GIVEN PROBLEM A: Find each line in the records that contains the word "screenshot" and copy those lines out. Case counts.
====== TEXT PROVIDED
I wanted to do a frockwatch of the Brownlow medal WAGS but my photo agencies didn’t cover it so that’s why we have not yet had a chance to discuss the extraordinariness that was Brynne Gordon and her frock. If you remember the 80s and The Sydney Swans, the name Geoffrey Edelsten will ring a bell. He owned them and was rather a flamboyant millionaire doctor married to a young blonde called Leanne. Well, Leanne has gone and become an intensive care nurse and left Dr Edelsten far behind.
Enter his new fiance Brynne. I have no idea what either of them were doing at the Bronlow and I don’t even care enough to ask Google. That’s not what this post is about. No, it’s about boobs. Particularly, the idea that the mass mocking of Brynne and her outfit would not have occurred if her boobs had been smaller.
In a story in The Age on the weekend, the newspaper’s fashion editor Janice Breen Burns made an impassioned case. She wrote…
This was a runaway media phenomenon with full public participation and nobody – not even this reporter, who was loath to exploit either Gordon’s vulnerability if she was unaware of the effect her dress would have, or her cunning if she was – had a choice but to play along.
We played into the hands of a society that, in many ways, has become as bitchy and judgmental as a teenage girl, especially about women. Gordon simply delivered herself, stripped (half-literally) and stamped like fodder for the mill. ”I think I looked beautiful,” she told reporters on Tuesday, then on Wednesday, then again on Thursday, as her crystal-encrusted breasts loomed larger and larger in the media: ”I think I looked fantastic.”
But this is irrelevant. The question is how did we think she looked? The majority response was that she was ostentatious, over-exposed, tacky. Not like us. Thank God we were perfect, otherwise how could we justify our collective gall and criticism?
Amid the Brownlow’s arrival traffic of footballers’ wives and girlfriends in glamorous goddess gowns and demure prom-style frocks, Gordon was an eye-popping one-off and we in the media jostled and shouted and queued for her attention a little more loudly, a little more desperately, than for any other woman’s. We knew, the instant Gordon arrived, there was more mileage in a bad frock than a good one. And how right we were.
============
GIVEN PROBLEM B: Please transcribe the stretch of the post about Brynne Gordon's Brownlow dress from "Enter his new" through "had been smaller.".
====== MATERIAL
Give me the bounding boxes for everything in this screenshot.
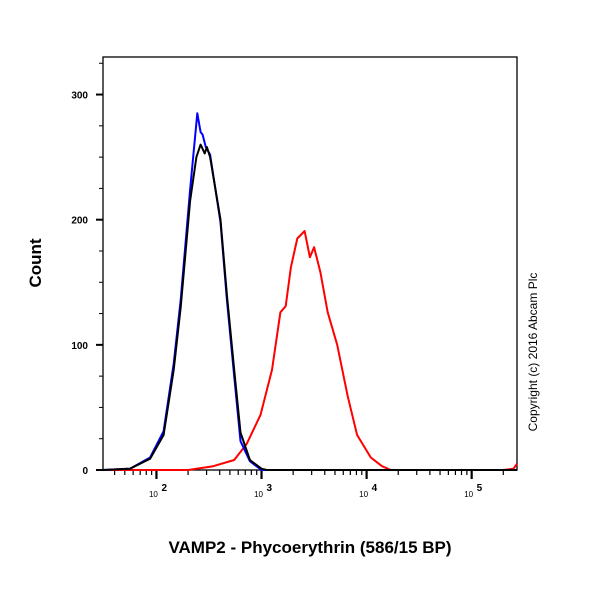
y-axis: 0 100 200 300 bbox=[71, 62, 103, 477]
x-tick-label: 10 3 bbox=[254, 483, 272, 499]
y-tick-label: 200 bbox=[71, 216, 88, 227]
x-tick-label: 10 4 bbox=[359, 483, 377, 499]
x-tick-exponent: 4 bbox=[372, 483, 378, 494]
x-axis-title: VAMP2 - Phycoerythrin (586/15 BP) bbox=[168, 538, 451, 557]
x-tick-base: 10 bbox=[359, 490, 368, 499]
copyright-annotation: Copyright (c) 2016 Abcam Plc bbox=[526, 273, 540, 432]
series-line-0 bbox=[102, 112, 517, 471]
series-group bbox=[102, 112, 518, 471]
x-tick-base: 10 bbox=[464, 490, 473, 499]
x-tick-label: 10 5 bbox=[464, 483, 482, 499]
y-tick-label: 0 bbox=[82, 466, 88, 477]
x-tick-label: 102 bbox=[149, 483, 167, 499]
plot-frame bbox=[102, 56, 518, 471]
x-tick-base: 10 bbox=[254, 490, 263, 499]
x-tick-exponent: 3 bbox=[267, 483, 273, 494]
x-tick-base: 10 bbox=[149, 490, 158, 499]
y-tick-label: 100 bbox=[71, 341, 88, 352]
x-tick-exponent: 5 bbox=[477, 483, 483, 494]
y-axis-title: Count bbox=[26, 238, 45, 287]
series-line-1 bbox=[102, 143, 517, 471]
series-line-2 bbox=[103, 230, 518, 471]
x-tick-exponent: 2 bbox=[161, 483, 167, 494]
y-tick-label: 300 bbox=[71, 91, 88, 102]
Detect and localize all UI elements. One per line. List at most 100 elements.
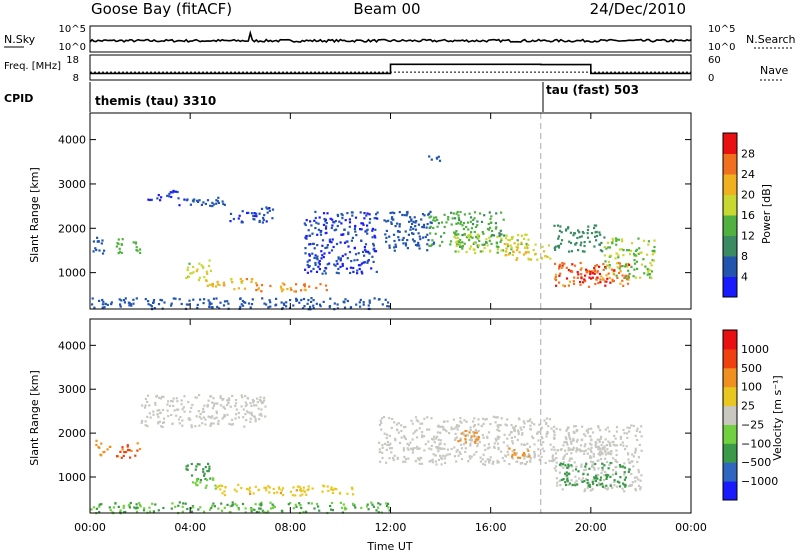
velocity-cell [237,411,240,415]
velocity-cell [537,454,540,457]
power-cell [591,272,594,275]
velocity-cell [394,437,397,440]
velocity-cell [506,418,509,421]
power-cell [454,217,457,220]
velocity-cell [571,483,574,486]
velocity-cell [414,416,418,419]
power-cell [451,217,454,220]
cpid-program-2: tau (fast) 503 [546,83,639,97]
power-cell [405,211,409,214]
colorbar-tick-label: 100 [741,381,762,394]
colorbar-tick-label: 4 [741,271,748,284]
velocity-cell [528,419,531,423]
velocity-cell [459,420,462,423]
velocity-cell [391,456,395,460]
velocity-cell [593,468,596,471]
velocity-cell [511,455,514,458]
velocity-cell [583,452,586,455]
power-cell [443,213,446,216]
velocity-cell [210,416,213,419]
velocity-cell [190,406,193,409]
velocity-cell [431,461,434,464]
power-cell [91,297,94,300]
velocity-cell [611,440,614,444]
velocity-cell [561,488,564,491]
velocity-cell [468,455,471,458]
velocity-cell [552,460,555,463]
power-cell [650,276,653,280]
velocity-cell [204,486,207,489]
velocity-cell [112,506,115,509]
velocity-cell [255,404,258,407]
velocity-cell [476,445,479,448]
power-cell [280,290,284,293]
velocity-cell [615,453,618,457]
velocity-cell [299,487,302,490]
power-cell [541,245,544,248]
power-cell [387,305,390,308]
velocity-cell [211,415,214,418]
power-cell [216,280,219,283]
velocity-cell [127,448,130,451]
velocity-cell [628,430,631,433]
power-cell [503,242,506,246]
velocity-cell [633,476,637,479]
power-cell [616,276,619,279]
colorbar-frame [722,329,738,501]
power-cell [258,212,261,215]
velocity-cell [455,424,459,427]
power-cell [439,235,443,238]
power-cell [368,301,371,304]
velocity-cell [568,459,571,462]
velocity-cell [264,405,267,408]
velocity-cell [423,449,426,452]
velocity-cell [429,459,432,462]
velocity-cell [411,447,415,450]
velocity-cell [257,510,260,514]
velocity-cell [565,471,568,474]
velocity-cell [619,435,622,438]
power-cell [571,263,574,266]
power-cell [593,270,597,273]
velocity-cell [249,507,253,510]
cpid-label: CPID [4,92,33,105]
power-cell [362,303,365,306]
velocity-cell [567,447,570,450]
velocity-cell [265,489,268,492]
velocity-cell [619,476,622,479]
velocity-cell [589,449,592,452]
colorbar-swatch [723,386,737,407]
power-cell [417,232,420,235]
power-cell [132,241,135,244]
colorbar-swatch [723,215,737,236]
velocity-cell [500,417,503,420]
velocity-cell [527,453,530,456]
power-cell [385,236,388,239]
velocity-cell [590,456,593,459]
power-cell [462,227,465,231]
power-cell [144,298,147,301]
power-cell [607,260,611,264]
power-cell [372,260,375,263]
velocity-cell [133,506,136,509]
velocity-cell [267,510,270,513]
velocity-cell [393,421,396,424]
velocity-cell [146,415,149,418]
velocity-cell [413,447,416,450]
power-cell [322,223,326,226]
velocity-cell [470,435,473,438]
power-cell [470,231,473,234]
power-cell [591,270,594,273]
power-cell [350,239,353,242]
power-cell [323,217,326,221]
velocity-cell [260,501,263,504]
velocity-cell [598,451,601,455]
velocity-cell [351,488,354,491]
power-cell [365,250,368,253]
velocity-cell [603,486,606,490]
velocity-cell [590,460,593,463]
power-cell [434,219,437,222]
power-cell [628,253,632,256]
velocity-cell [526,455,529,458]
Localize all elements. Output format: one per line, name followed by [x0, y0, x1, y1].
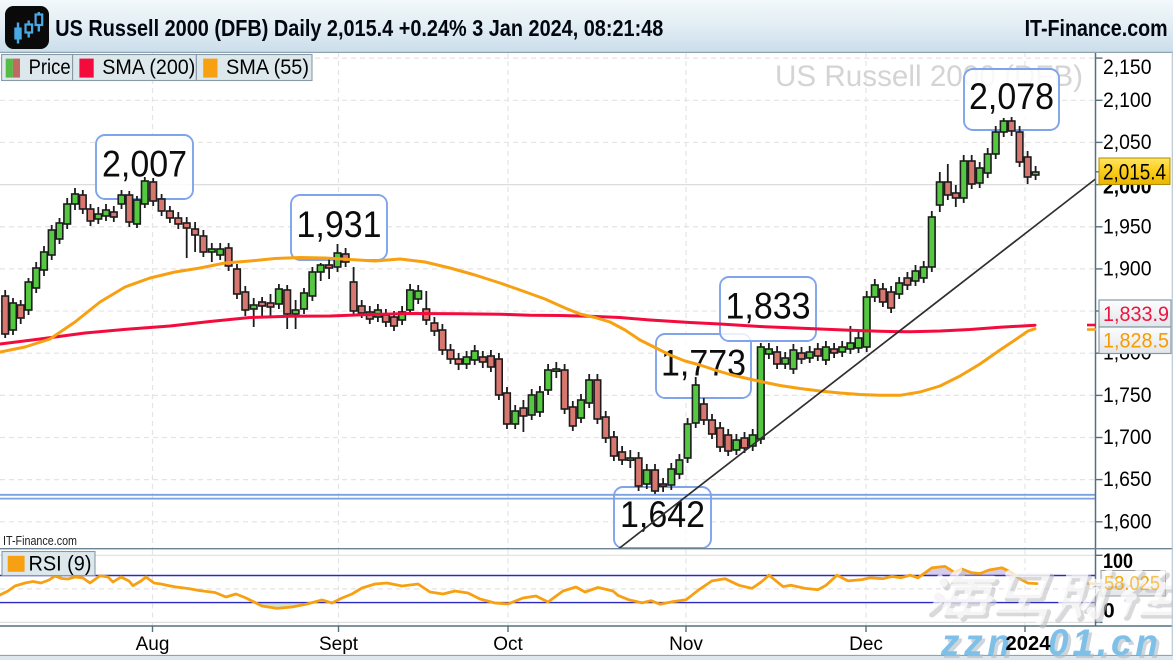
- svg-text:1,900: 1,900: [1103, 257, 1152, 280]
- svg-text:zzn: zzn: [940, 622, 1010, 660]
- svg-text:01.cn: 01.cn: [1048, 622, 1158, 660]
- svg-text:Oct: Oct: [493, 634, 523, 655]
- svg-text:2024: 2024: [1006, 632, 1052, 655]
- svg-text:2,015.4: 2,015.4: [1103, 160, 1166, 185]
- svg-text:2,150: 2,150: [1103, 56, 1152, 79]
- svg-text:1,931: 1,931: [297, 204, 382, 245]
- svg-text:1,600: 1,600: [1103, 510, 1152, 533]
- svg-text:2,100: 2,100: [1103, 89, 1152, 112]
- svg-text:Sept: Sept: [319, 634, 359, 655]
- svg-text:1,773: 1,773: [661, 343, 746, 384]
- svg-text:IT-Finance.com: IT-Finance.com: [1025, 15, 1168, 41]
- svg-text:SMA (55): SMA (55): [226, 56, 309, 79]
- svg-text:1,828.5: 1,828.5: [1103, 330, 1169, 353]
- svg-text:1,700: 1,700: [1103, 426, 1152, 449]
- svg-text:IT-Finance.com: IT-Finance.com: [3, 533, 77, 548]
- svg-text:1,950: 1,950: [1103, 215, 1152, 238]
- svg-text:1,650: 1,650: [1103, 468, 1152, 491]
- svg-text:RSI (9): RSI (9): [29, 553, 92, 576]
- svg-text:2,050: 2,050: [1103, 131, 1152, 154]
- svg-text:Price: Price: [29, 56, 71, 79]
- svg-text:Dec: Dec: [849, 634, 883, 655]
- svg-text:US Russell 2000 (DFB) Daily 2,: US Russell 2000 (DFB) Daily 2,015.4 +0.2…: [55, 15, 663, 41]
- svg-text:Nov: Nov: [669, 634, 703, 655]
- svg-text:58.025: 58.025: [1104, 573, 1160, 595]
- svg-text:1,750: 1,750: [1103, 384, 1152, 407]
- svg-text:1,833.9: 1,833.9: [1103, 303, 1169, 326]
- svg-text:SMA (200): SMA (200): [102, 56, 195, 79]
- svg-text:1,833: 1,833: [726, 286, 811, 327]
- svg-text:Aug: Aug: [136, 634, 170, 655]
- svg-text:2,078: 2,078: [969, 76, 1054, 117]
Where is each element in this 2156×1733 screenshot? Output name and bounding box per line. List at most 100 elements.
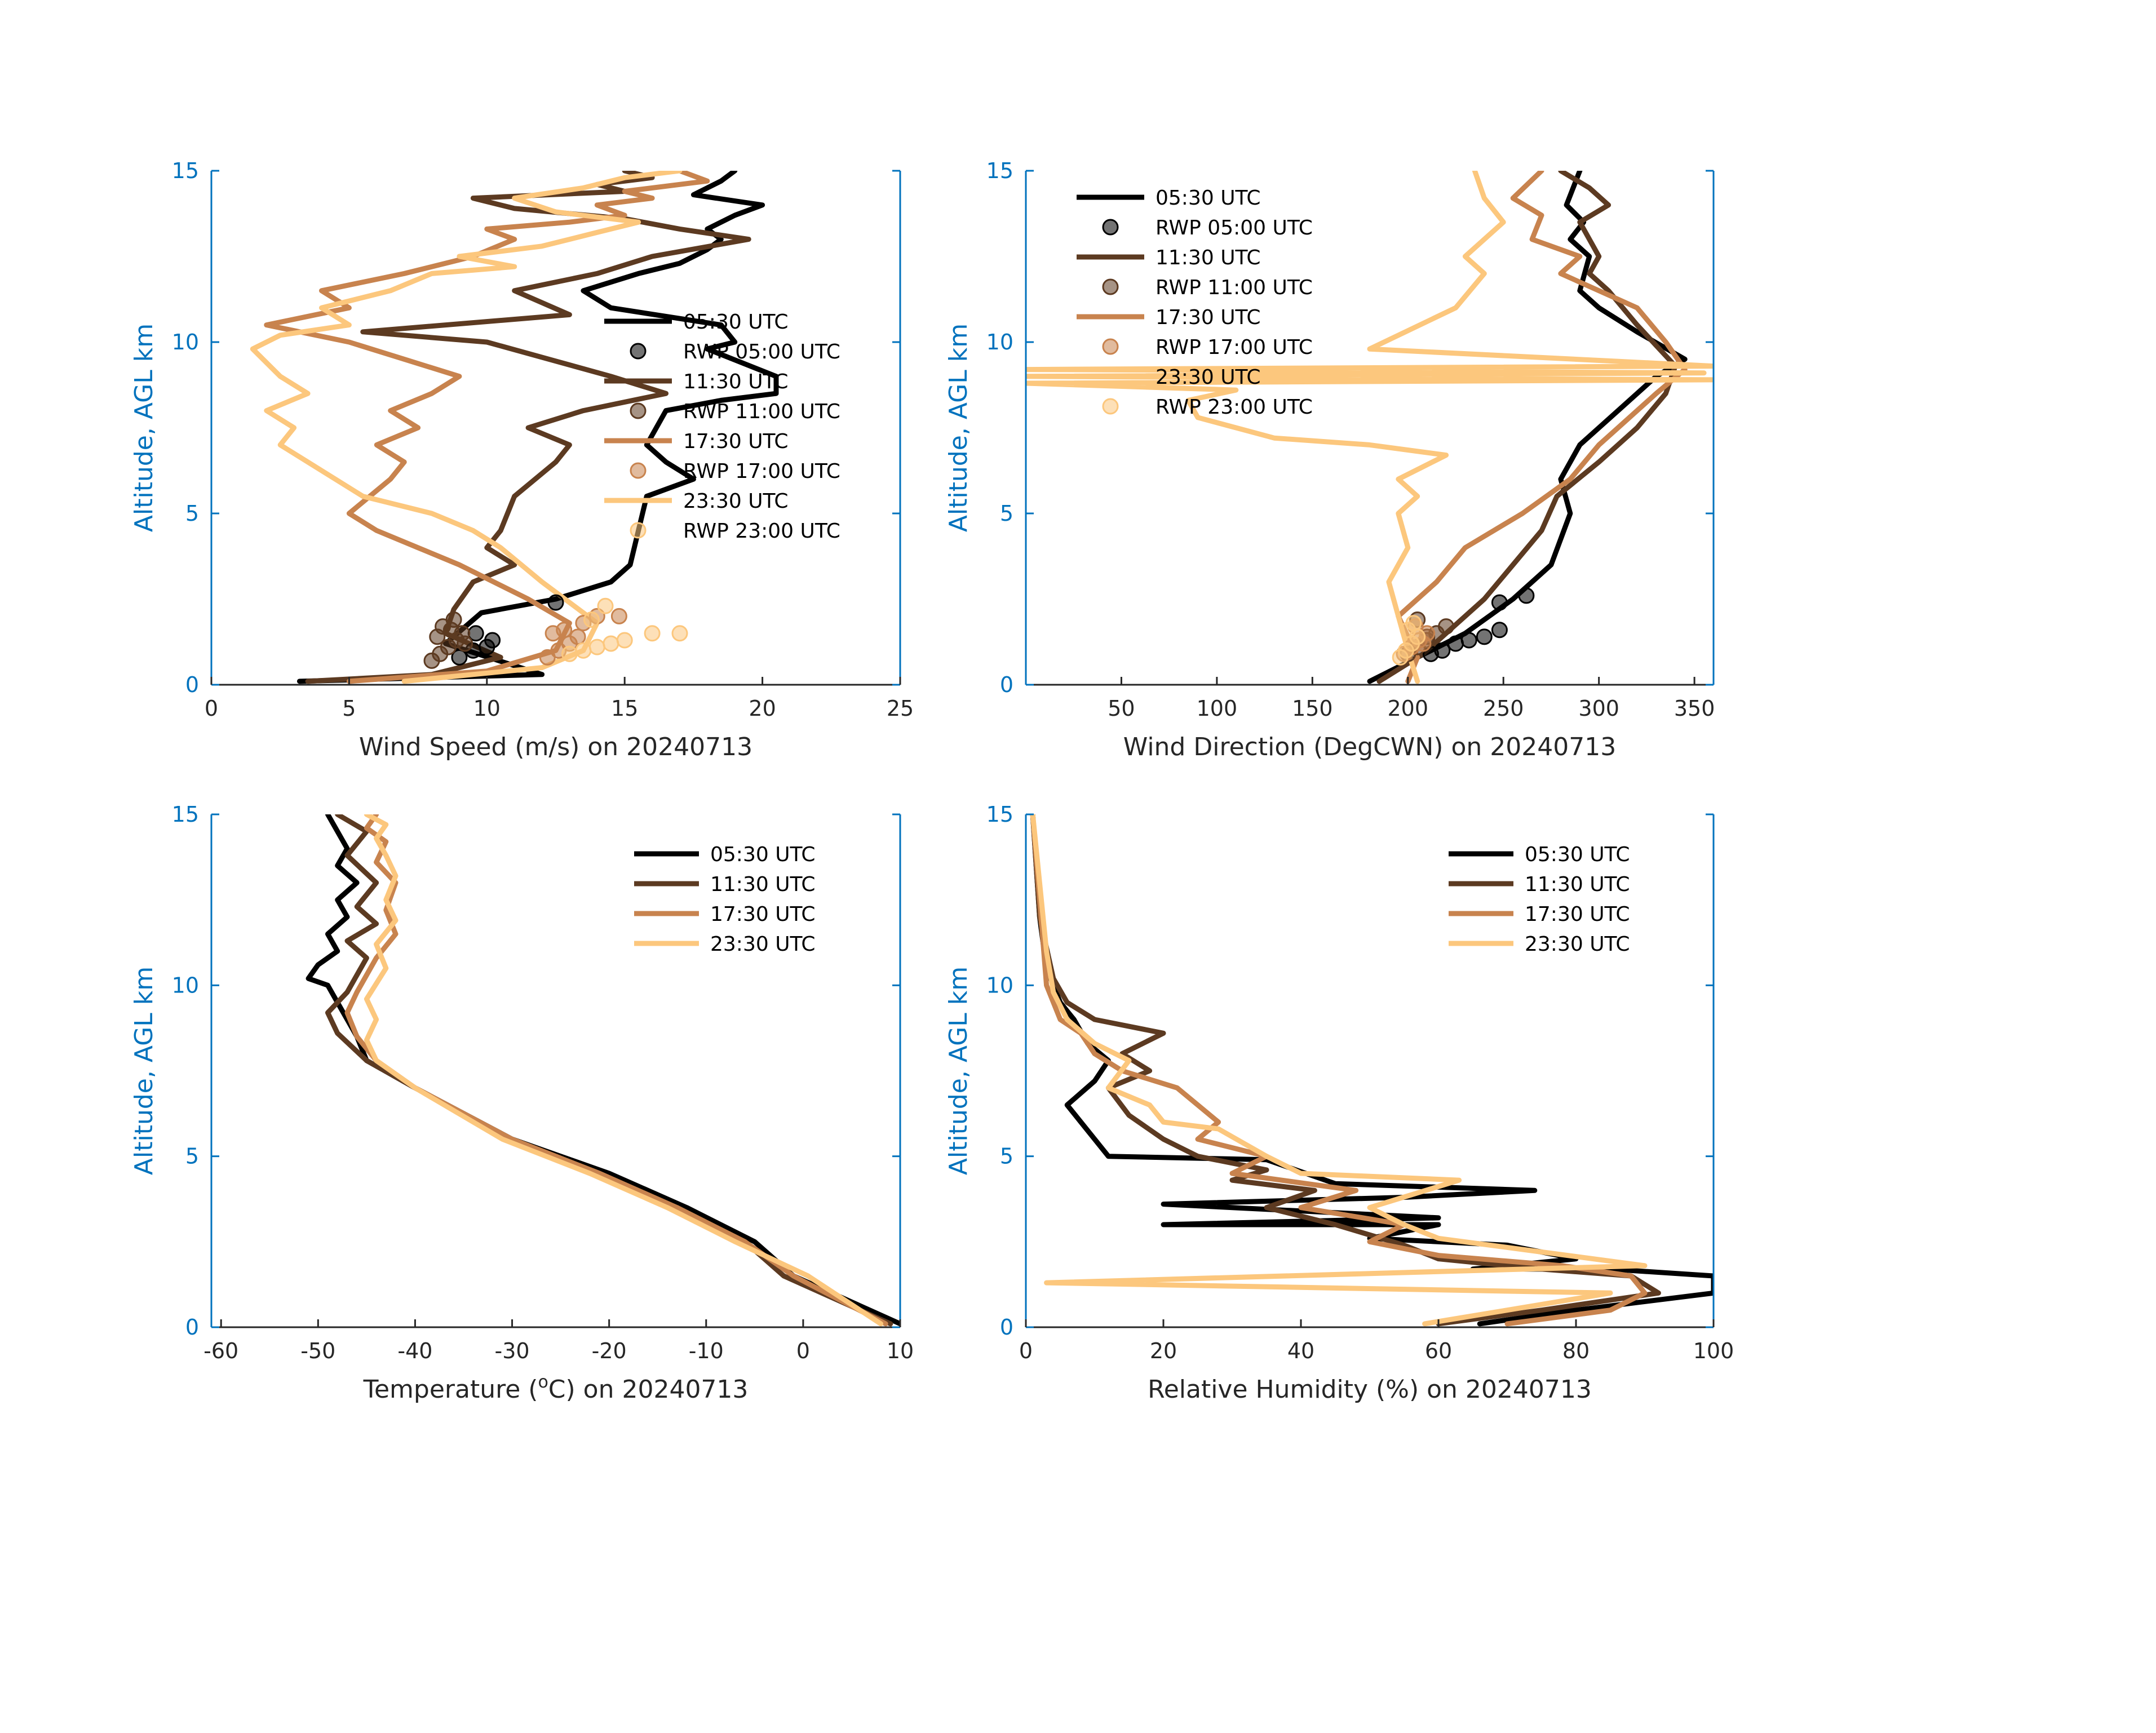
============
RESULT A:
Give me the bounding boxes for everything in this screenshot.
Where is each element in this 2156×1733 screenshot? Output name and bounding box per line. List at most 100 elements.

RESULT B:
Enter his new fiance Brynne. I have no idea what either of them were doing at the Bronlow and I don’t even care enough to ask Google. That’s not what this post is about. No, it’s about boobs. Particularly, the idea that the mass mocking of Brynne and her outfit would not have occurred if her boobs had been smaller.